Consigne écrite a: Résumez en deux phrases le texte sur le partage de la route.

Document source:

Partage civilisé de la route. Justement, cette notion semble absente chez de nombreux conducteurs, comme le démontrent les témoignages d’autres usagers, surtout les piétons. Les doléances et les photos qu’ils ont fait parvenir à la rédaction du Défi Quotidien sont les preuves que les conducteurs sont en train de s’approprier l’espace qui revient aux piétons. Ainsi, le trottoir ne semble-t-il plus être fait pour ceux qui sont à pied, mais est devenu un espace pour garer les voitures. Une des photos envoyées montre une dame et un enfant obligés de marcher sur la route au risque de se faire percuter par un véhicule.

Karish, qui emprunte tous les jours l’accès vers un supermarché à partir de l’autoroute, se plaint que certains conducteurs se frayent un passage dans la file de véhicules sans aucune autre forme de procès, ce qui peut être très dangereux pour les autres usagers plus vulnérables. Un autre usager attire l’attention sur le manque de courtoisie à l’aéroport international Sir Seewoosagur Ramgoolam, où souvent des taxis ou des voitures de maître s’approprient l’espace réservé aux handicapés. Il affirme que ce « vol d’espace » a lieu tous les jours.

Lignes d'entrée:

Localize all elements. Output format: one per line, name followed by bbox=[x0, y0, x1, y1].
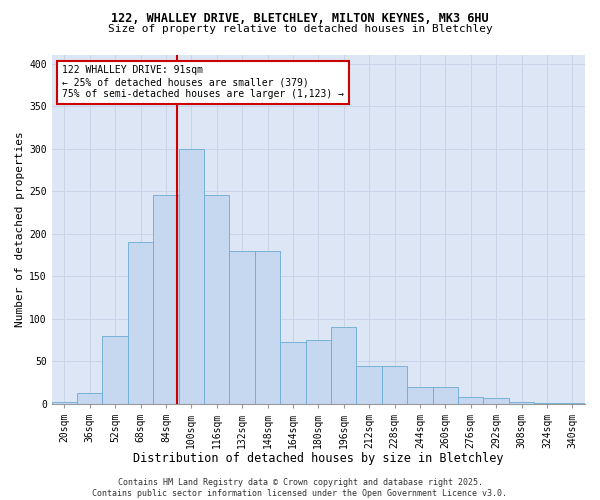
X-axis label: Distribution of detached houses by size in Bletchley: Distribution of detached houses by size … bbox=[133, 452, 503, 465]
Bar bbox=[305, 340, 331, 404]
Bar bbox=[128, 242, 153, 404]
Bar bbox=[331, 327, 356, 404]
Bar bbox=[255, 250, 280, 404]
Text: Size of property relative to detached houses in Bletchley: Size of property relative to detached ho… bbox=[107, 24, 493, 34]
Text: Contains HM Land Registry data © Crown copyright and database right 2025.
Contai: Contains HM Land Registry data © Crown c… bbox=[92, 478, 508, 498]
Bar bbox=[229, 250, 255, 404]
Bar bbox=[280, 342, 305, 404]
Bar bbox=[382, 366, 407, 404]
Bar bbox=[534, 402, 560, 404]
Bar bbox=[509, 402, 534, 404]
Bar bbox=[484, 398, 509, 404]
Bar bbox=[433, 386, 458, 404]
Bar bbox=[103, 336, 128, 404]
Bar bbox=[204, 196, 229, 404]
Bar bbox=[77, 394, 103, 404]
Text: 122, WHALLEY DRIVE, BLETCHLEY, MILTON KEYNES, MK3 6HU: 122, WHALLEY DRIVE, BLETCHLEY, MILTON KE… bbox=[111, 12, 489, 26]
Bar bbox=[52, 402, 77, 404]
Bar bbox=[560, 402, 585, 404]
Bar bbox=[407, 386, 433, 404]
Bar bbox=[356, 366, 382, 404]
Bar bbox=[153, 196, 179, 404]
Bar bbox=[179, 148, 204, 404]
Bar bbox=[458, 397, 484, 404]
Y-axis label: Number of detached properties: Number of detached properties bbox=[15, 132, 25, 327]
Text: 122 WHALLEY DRIVE: 91sqm
← 25% of detached houses are smaller (379)
75% of semi-: 122 WHALLEY DRIVE: 91sqm ← 25% of detach… bbox=[62, 66, 344, 98]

Consigne écrite b: Mettez sous forme de liste numérotée les lignes des enregistrements situées entre celle qui contient « X-axis label: Distribution » et la fin des enregistrements, ces deux bornes incluses. Omettez les lignes vides.

Solution rédigée a: D'après les témoignages d'usagers, surtout de piétons, de nombreux conducteurs s'approprient l'espace des piétons en garant leurs voitures sur le trottoir, ce qui oblige certains à marcher sur la route. D'autres usagers dénoncent les conducteurs qui se frayent un passage dans la file de véhicules sur l'accès à un supermarché depuis l'autoroute, ainsi que les taxis et voitures de maître qui occupent chaque jour l'espace réservé aux handicapés à l'aéroport international Sir Seewoosagur Ramgoolam.

Solution rédigée b:
1. X-axis label: Distribution of detached houses by size in Bletchley: Distribution of detached houses by size … bbox=[133, 452, 503, 465]
2. Bar bbox=[305, 340, 331, 404]
3. Bar bbox=[128, 242, 153, 404]
4. Bar bbox=[331, 327, 356, 404]
5. Bar bbox=[255, 250, 280, 404]
6. Text: Size of property relative to detached houses in Bletchley: Size of property relative to detached ho… bbox=[107, 24, 493, 34]
7. Text: Contains HM Land Registry data © Crown copyright and database right 2025.
8. Contai: Contains HM Land Registry data © Crown c… bbox=[92, 478, 508, 498]
9. Bar bbox=[229, 250, 255, 404]
10. Bar bbox=[280, 342, 305, 404]
11. Bar bbox=[382, 366, 407, 404]
12. Bar bbox=[534, 402, 560, 404]
13. Bar bbox=[509, 402, 534, 404]
14. Bar bbox=[484, 398, 509, 404]
15. Bar bbox=[433, 386, 458, 404]
16. Bar bbox=[103, 336, 128, 404]
17. Bar bbox=[204, 196, 229, 404]
18. Bar bbox=[77, 394, 103, 404]
19. Text: 122, WHALLEY DRIVE, BLETCHLEY, MILTON KEYNES, MK3 6HU: 122, WHALLEY DRIVE, BLETCHLEY, MILTON KE… bbox=[111, 12, 489, 26]
20. Bar bbox=[52, 402, 77, 404]
21. Bar bbox=[560, 402, 585, 404]
22. Bar bbox=[407, 386, 433, 404]
23. Bar bbox=[356, 366, 382, 404]
24. Bar bbox=[153, 196, 179, 404]
25. Bar bbox=[179, 148, 204, 404]
26. Bar bbox=[458, 397, 484, 404]
27. Y-axis label: Number of detached properties: Number of detached properties bbox=[15, 132, 25, 327]
28. Text: 122 WHALLEY DRIVE: 91sqm
29. ← 25% of detached houses are smaller (379)
30. 75% of semi-: 122 WHALLEY DRIVE: 91sqm ← 25% of detach… bbox=[62, 66, 344, 98]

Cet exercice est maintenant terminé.